**Written request:** Search the records for the word "data" and pick out every line that has it.

**Given entries:**
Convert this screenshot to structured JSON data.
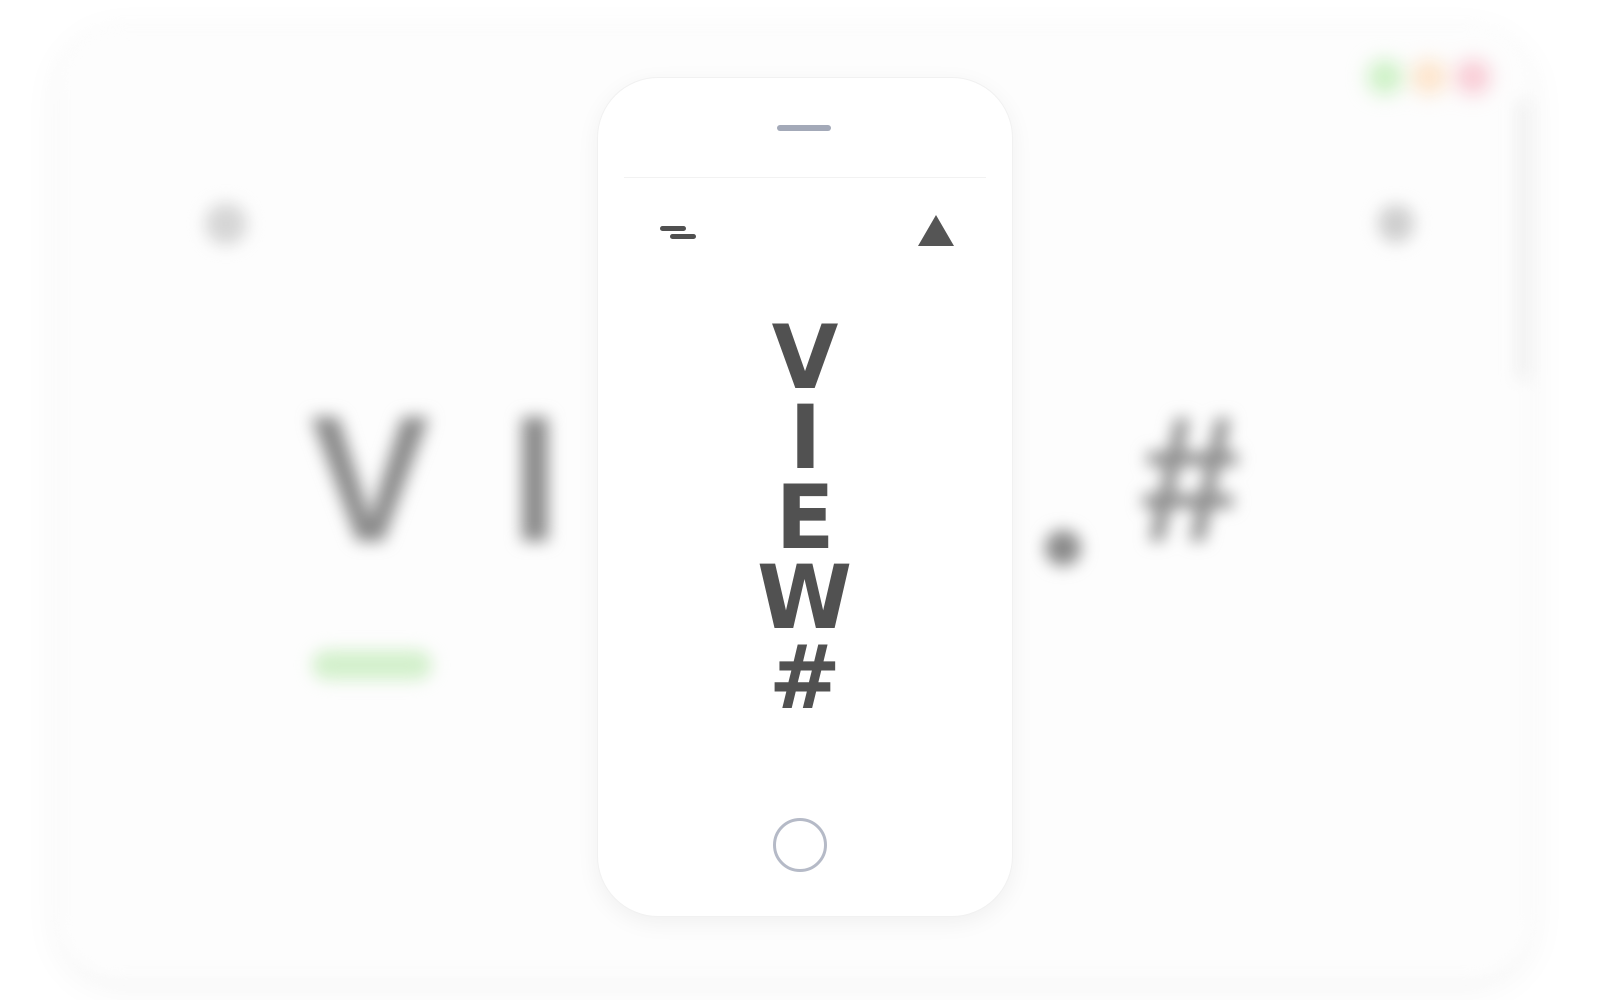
{
  "background": {
    "headline_letters": [
      "V",
      "I",
      "#"
    ],
    "dot_colors": [
      "#c8f0c0",
      "#fde2c7",
      "#f8c7d1"
    ],
    "pill_color": "#d3f0cc"
  },
  "phone": {
    "title_chars": [
      "V",
      "I",
      "E",
      "W",
      "#"
    ],
    "text_color": "#515151",
    "menu_icon": "menu-icon",
    "up_icon": "triangle-up-icon",
    "home_icon": "home-button-circle"
  }
}
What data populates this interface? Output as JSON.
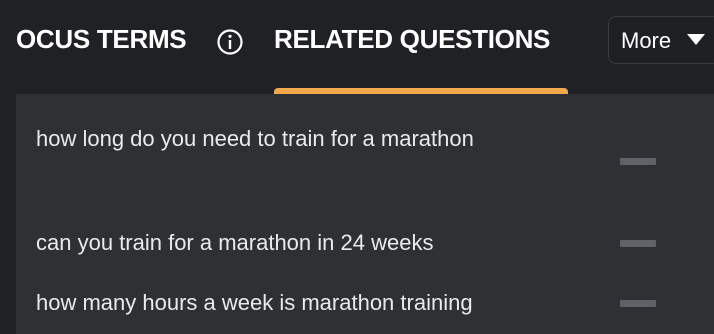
{
  "tabs": {
    "focus_terms_label": "OCUS TERMS",
    "related_questions_label": "RELATED QUESTIONS",
    "active": "RELATED QUESTIONS",
    "more_label": "More"
  },
  "icons": {
    "info": "info-icon",
    "more": "caret-down-icon",
    "row_action": "dash-icon"
  },
  "colors": {
    "accent": "#f2a94e",
    "background": "#202124",
    "panel": "#2e3134"
  },
  "questions": [
    "how long do you need to train for a marathon",
    "can you train for a marathon in 24 weeks",
    "how many hours a week is marathon training"
  ]
}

**Full answer:**
Convert this screenshot to structured JSON data.
What data populates this interface? Output as JSON.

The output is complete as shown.